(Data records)

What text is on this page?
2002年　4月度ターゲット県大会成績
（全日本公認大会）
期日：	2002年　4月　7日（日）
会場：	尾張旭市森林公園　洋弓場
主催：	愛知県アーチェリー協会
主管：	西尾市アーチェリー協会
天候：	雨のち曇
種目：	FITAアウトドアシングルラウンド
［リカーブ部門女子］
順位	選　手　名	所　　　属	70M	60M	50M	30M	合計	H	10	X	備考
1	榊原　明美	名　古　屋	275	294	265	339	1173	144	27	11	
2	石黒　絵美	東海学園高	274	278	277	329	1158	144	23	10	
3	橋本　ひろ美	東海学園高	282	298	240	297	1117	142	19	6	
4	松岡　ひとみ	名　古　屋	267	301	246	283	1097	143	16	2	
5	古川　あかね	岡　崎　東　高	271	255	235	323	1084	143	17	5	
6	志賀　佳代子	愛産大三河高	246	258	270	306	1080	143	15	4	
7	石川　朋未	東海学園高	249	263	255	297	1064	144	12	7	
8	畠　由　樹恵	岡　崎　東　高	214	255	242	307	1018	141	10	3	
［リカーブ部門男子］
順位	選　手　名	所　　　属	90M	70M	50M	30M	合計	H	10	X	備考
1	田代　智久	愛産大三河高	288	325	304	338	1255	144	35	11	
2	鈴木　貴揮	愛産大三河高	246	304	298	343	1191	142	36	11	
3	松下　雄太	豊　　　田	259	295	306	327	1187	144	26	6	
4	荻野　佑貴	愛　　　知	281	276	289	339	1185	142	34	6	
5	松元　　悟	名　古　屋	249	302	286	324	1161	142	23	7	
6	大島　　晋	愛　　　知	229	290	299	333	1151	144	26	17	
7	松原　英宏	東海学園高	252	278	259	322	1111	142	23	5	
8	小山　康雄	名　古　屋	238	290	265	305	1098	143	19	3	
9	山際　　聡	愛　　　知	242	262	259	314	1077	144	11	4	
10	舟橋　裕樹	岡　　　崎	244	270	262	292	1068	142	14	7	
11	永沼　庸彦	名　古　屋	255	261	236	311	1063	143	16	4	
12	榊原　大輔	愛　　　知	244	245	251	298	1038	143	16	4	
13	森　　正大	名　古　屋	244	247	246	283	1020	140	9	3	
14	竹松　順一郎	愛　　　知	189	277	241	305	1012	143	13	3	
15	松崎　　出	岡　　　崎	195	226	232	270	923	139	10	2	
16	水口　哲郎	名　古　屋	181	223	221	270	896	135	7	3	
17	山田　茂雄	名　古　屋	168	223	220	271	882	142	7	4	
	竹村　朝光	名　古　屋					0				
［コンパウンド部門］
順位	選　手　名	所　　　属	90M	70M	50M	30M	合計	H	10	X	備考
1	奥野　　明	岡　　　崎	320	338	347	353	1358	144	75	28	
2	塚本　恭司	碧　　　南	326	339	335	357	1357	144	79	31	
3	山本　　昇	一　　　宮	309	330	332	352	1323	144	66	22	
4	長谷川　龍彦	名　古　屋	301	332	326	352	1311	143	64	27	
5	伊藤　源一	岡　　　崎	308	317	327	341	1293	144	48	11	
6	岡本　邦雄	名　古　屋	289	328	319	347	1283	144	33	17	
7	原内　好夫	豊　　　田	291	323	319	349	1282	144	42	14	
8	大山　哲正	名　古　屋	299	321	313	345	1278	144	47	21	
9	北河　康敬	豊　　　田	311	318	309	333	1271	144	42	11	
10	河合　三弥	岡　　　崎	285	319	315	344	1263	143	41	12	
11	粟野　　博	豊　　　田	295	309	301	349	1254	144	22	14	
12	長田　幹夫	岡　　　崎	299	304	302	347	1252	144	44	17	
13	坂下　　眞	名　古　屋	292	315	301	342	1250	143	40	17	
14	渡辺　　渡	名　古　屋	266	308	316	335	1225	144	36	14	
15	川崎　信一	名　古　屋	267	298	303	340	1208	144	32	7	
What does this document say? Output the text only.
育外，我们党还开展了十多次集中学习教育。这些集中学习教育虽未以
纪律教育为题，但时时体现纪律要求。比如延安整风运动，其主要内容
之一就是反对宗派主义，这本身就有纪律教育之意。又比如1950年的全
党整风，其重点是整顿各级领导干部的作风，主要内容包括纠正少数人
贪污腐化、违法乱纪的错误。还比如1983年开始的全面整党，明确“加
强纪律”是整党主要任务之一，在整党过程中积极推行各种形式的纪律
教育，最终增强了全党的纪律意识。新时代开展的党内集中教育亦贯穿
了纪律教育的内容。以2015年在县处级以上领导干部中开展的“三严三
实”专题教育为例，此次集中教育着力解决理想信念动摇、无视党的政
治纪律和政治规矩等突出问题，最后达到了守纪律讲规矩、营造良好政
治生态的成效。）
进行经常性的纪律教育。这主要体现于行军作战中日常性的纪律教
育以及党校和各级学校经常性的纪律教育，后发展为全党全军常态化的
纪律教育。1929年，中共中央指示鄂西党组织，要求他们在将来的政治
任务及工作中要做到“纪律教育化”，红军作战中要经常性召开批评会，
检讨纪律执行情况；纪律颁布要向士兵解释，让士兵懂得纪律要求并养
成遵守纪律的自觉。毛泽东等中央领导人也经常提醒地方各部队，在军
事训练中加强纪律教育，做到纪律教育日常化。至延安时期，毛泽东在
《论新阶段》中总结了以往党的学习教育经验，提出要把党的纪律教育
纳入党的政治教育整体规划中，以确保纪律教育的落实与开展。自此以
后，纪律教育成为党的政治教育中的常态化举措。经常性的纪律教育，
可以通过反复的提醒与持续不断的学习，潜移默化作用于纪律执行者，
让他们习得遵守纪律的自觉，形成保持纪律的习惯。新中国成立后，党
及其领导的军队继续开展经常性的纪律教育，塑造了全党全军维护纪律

# [WHAT THE TASK REQUIRES]
Extract the listing in its entirety, matching it exactly.

# [EXERCISE ANSWER]
What text is on this page?
2002年　4月度ターゲット県大会成績
（全日本公認大会）
期日：	2002年　4月　7日（日）
会場：	尾張旭市森林公園　洋弓場
主催：	愛知県アーチェリー協会
主管：	西尾市アーチェリー協会
天候：	雨のち曇
種目：	FITAアウトドアシングルラウンド
［リカーブ部門女子］
順位	選　手　名	所　　　属	70M	60M	50M	30M	合計	H	10	X	備考
1	榊原　明美	名　古　屋	275	294	265	339	1173	144	27	11	
2	石黒　絵美	東海学園高	274	278	277	329	1158	144	23	10	
3	橋本　ひろ美	東海学園高	282	298	240	297	1117	142	19	6	
4	松岡　ひとみ	名　古　屋	267	301	246	283	1097	143	16	2	
5	古川　あかね	岡　崎　東　高	271	255	235	323	1084	143	17	5	
6	志賀　佳代子	愛産大三河高	246	258	270	306	1080	143	15	4	
7	石川　朋未	東海学園高	249	263	255	297	1064	144	12	7	
8	畠　由　樹恵	岡　崎　東　高	214	255	242	307	1018	141	10	3	
［リカーブ部門男子］
順位	選　手　名	所　　　属	90M	70M	50M	30M	合計	H	10	X	備考
1	田代　智久	愛産大三河高	288	325	304	338	1255	144	35	11	
2	鈴木　貴揮	愛産大三河高	246	304	298	343	1191	142	36	11	
3	松下　雄太	豊　　　田	259	295	306	327	1187	144	26	6	
4	荻野　佑貴	愛　　　知	281	276	289	339	1185	142	34	6	
5	松元　　悟	名　古　屋	249	302	286	324	1161	142	23	7	
6	大島　　晋	愛　　　知	229	290	299	333	1151	144	26	17	
7	松原　英宏	東海学園高	252	278	259	322	1111	142	23	5	
8	小山　康雄	名　古　屋	238	290	265	305	1098	143	19	3	
9	山際　　聡	愛　　　知	242	262	259	314	1077	144	11	4	
10	舟橋　裕樹	岡　　　崎	244	270	262	292	1068	142	14	7	
11	永沼　庸彦	名　古　屋	255	261	236	311	1063	143	16	4	
12	榊原　大輔	愛　　　知	244	245	251	298	1038	143	16	4	
13	森　　正大	名　古　屋	244	247	246	283	1020	140	9	3	
14	竹松　順一郎	愛　　　知	189	277	241	305	1012	143	13	3	
15	松崎　　出	岡　　　崎	195	226	232	270	923	139	10	2	
16	水口　哲郎	名　古　屋	181	223	221	270	896	135	7	3	
17	山田　茂雄	名　古　屋	168	223	220	271	882	142	7	4	
	竹村　朝光	名　古　屋					0				
［コンパウンド部門］
順位	選　手　名	所　　　属	90M	70M	50M	30M	合計	H	10	X	備考
1	奥野　　明	岡　　　崎	320	338	347	353	1358	144	75	28	
2	塚本　恭司	碧　　　南	326	339	335	357	1357	144	79	31	
3	山本　　昇	一　　　宮	309	330	332	352	1323	144	66	22	
4	長谷川　龍彦	名　古　屋	301	332	326	352	1311	143	64	27	
5	伊藤　源一	岡　　　崎	308	317	327	341	1293	144	48	11	
6	岡本　邦雄	名　古　屋	289	328	319	347	1283	144	33	17	
7	原内　好夫	豊　　　田	291	323	319	349	1282	144	42	14	
8	大山　哲正	名　古　屋	299	321	313	345	1278	144	47	21	
9	北河　康敬	豊　　　田	311	318	309	333	1271	144	42	11	
10	河合　三弥	岡　　　崎	285	319	315	344	1263	143	41	12	
11	粟野　　博	豊　　　田	295	309	301	349	1254	144	22	14	
12	長田　幹夫	岡　　　崎	299	304	302	347	1252	144	44	17	
13	坂下　　眞	名　古　屋	292	315	301	342	1250	143	40	17	
14	渡辺　　渡	名　古　屋	266	308	316	335	1225	144	36	14	
15	川崎　信一	名　古　屋	267	298	303	340	1208	144	32	7	
What does this document say? Output the text only.
育外，我们党还开展了十多次集中学习教育。这些集中学习教育虽未以
纪律教育为题，但时时体现纪律要求。比如延安整风运动，其主要内容
之一就是反对宗派主义，这本身就有纪律教育之意。又比如1950年的全
党整风，其重点是整顿各级领导干部的作风，主要内容包括纠正少数人
贪污腐化、违法乱纪的错误。还比如1983年开始的全面整党，明确“加
强纪律”是整党主要任务之一，在整党过程中积极推行各种形式的纪律
教育，最终增强了全党的纪律意识。新时代开展的党内集中教育亦贯穿
了纪律教育的内容。以2015年在县处级以上领导干部中开展的“三严三
实”专题教育为例，此次集中教育着力解决理想信念动摇、无视党的政
治纪律和政治规矩等突出问题，最后达到了守纪律讲规矩、营造良好政
治生态的成效。）
进行经常性的纪律教育。这主要体现于行军作战中日常性的纪律教
育以及党校和各级学校经常性的纪律教育，后发展为全党全军常态化的
纪律教育。1929年，中共中央指示鄂西党组织，要求他们在将来的政治
任务及工作中要做到“纪律教育化”，红军作战中要经常性召开批评会，
检讨纪律执行情况；纪律颁布要向士兵解释，让士兵懂得纪律要求并养
成遵守纪律的自觉。毛泽东等中央领导人也经常提醒地方各部队，在军
事训练中加强纪律教育，做到纪律教育日常化。至延安时期，毛泽东在
《论新阶段》中总结了以往党的学习教育经验，提出要把党的纪律教育
纳入党的政治教育整体规划中，以确保纪律教育的落实与开展。自此以
后，纪律教育成为党的政治教育中的常态化举措。经常性的纪律教育，
可以通过反复的提醒与持续不断的学习，潜移默化作用于纪律执行者，
让他们习得遵守纪律的自觉，形成保持纪律的习惯。新中国成立后，党
及其领导的军队继续开展经常性的纪律教育，塑造了全党全军维护纪律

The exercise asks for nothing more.